The problem.
Give back, unchanged, each line from the one containing "What does this" through the last line of the entries below.

◆ ◆ ◆ ◆

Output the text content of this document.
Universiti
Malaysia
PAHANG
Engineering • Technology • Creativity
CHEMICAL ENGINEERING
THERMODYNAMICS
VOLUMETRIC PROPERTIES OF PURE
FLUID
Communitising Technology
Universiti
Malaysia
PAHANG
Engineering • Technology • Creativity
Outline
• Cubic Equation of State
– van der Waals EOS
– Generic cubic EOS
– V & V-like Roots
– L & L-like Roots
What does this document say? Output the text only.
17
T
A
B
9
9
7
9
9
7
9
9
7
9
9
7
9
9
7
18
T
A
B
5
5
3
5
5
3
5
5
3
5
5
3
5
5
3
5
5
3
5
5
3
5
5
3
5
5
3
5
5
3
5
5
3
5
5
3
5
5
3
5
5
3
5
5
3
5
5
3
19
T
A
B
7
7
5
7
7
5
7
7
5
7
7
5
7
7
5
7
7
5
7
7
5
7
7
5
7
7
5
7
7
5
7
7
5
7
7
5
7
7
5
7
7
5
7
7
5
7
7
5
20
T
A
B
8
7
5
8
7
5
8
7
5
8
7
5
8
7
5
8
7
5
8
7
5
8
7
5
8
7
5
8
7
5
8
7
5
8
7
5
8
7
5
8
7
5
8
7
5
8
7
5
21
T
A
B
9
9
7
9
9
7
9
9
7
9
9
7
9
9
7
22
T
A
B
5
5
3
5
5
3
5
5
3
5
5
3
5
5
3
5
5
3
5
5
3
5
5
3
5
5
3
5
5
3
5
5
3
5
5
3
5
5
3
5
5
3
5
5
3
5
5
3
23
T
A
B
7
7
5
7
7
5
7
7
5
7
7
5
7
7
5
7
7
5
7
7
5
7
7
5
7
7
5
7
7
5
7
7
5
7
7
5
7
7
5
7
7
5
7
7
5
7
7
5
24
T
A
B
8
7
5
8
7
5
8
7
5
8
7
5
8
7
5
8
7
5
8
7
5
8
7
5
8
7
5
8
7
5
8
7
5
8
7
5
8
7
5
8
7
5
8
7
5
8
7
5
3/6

◆ ◆ ◆ ◆

Response to this exercise.
What does this document say? Output the text only.
17
T
A
B
9
9
7
9
9
7
9
9
7
9
9
7
9
9
7
18
T
A
B
5
5
3
5
5
3
5
5
3
5
5
3
5
5
3
5
5
3
5
5
3
5
5
3
5
5
3
5
5
3
5
5
3
5
5
3
5
5
3
5
5
3
5
5
3
5
5
3
19
T
A
B
7
7
5
7
7
5
7
7
5
7
7
5
7
7
5
7
7
5
7
7
5
7
7
5
7
7
5
7
7
5
7
7
5
7
7
5
7
7
5
7
7
5
7
7
5
7
7
5
20
T
A
B
8
7
5
8
7
5
8
7
5
8
7
5
8
7
5
8
7
5
8
7
5
8
7
5
8
7
5
8
7
5
8
7
5
8
7
5
8
7
5
8
7
5
8
7
5
8
7
5
21
T
A
B
9
9
7
9
9
7
9
9
7
9
9
7
9
9
7
22
T
A
B
5
5
3
5
5
3
5
5
3
5
5
3
5
5
3
5
5
3
5
5
3
5
5
3
5
5
3
5
5
3
5
5
3
5
5
3
5
5
3
5
5
3
5
5
3
5
5
3
23
T
A
B
7
7
5
7
7
5
7
7
5
7
7
5
7
7
5
7
7
5
7
7
5
7
7
5
7
7
5
7
7
5
7
7
5
7
7
5
7
7
5
7
7
5
7
7
5
7
7
5
24
T
A
B
8
7
5
8
7
5
8
7
5
8
7
5
8
7
5
8
7
5
8
7
5
8
7
5
8
7
5
8
7
5
8
7
5
8
7
5
8
7
5
8
7
5
8
7
5
8
7
5
3/6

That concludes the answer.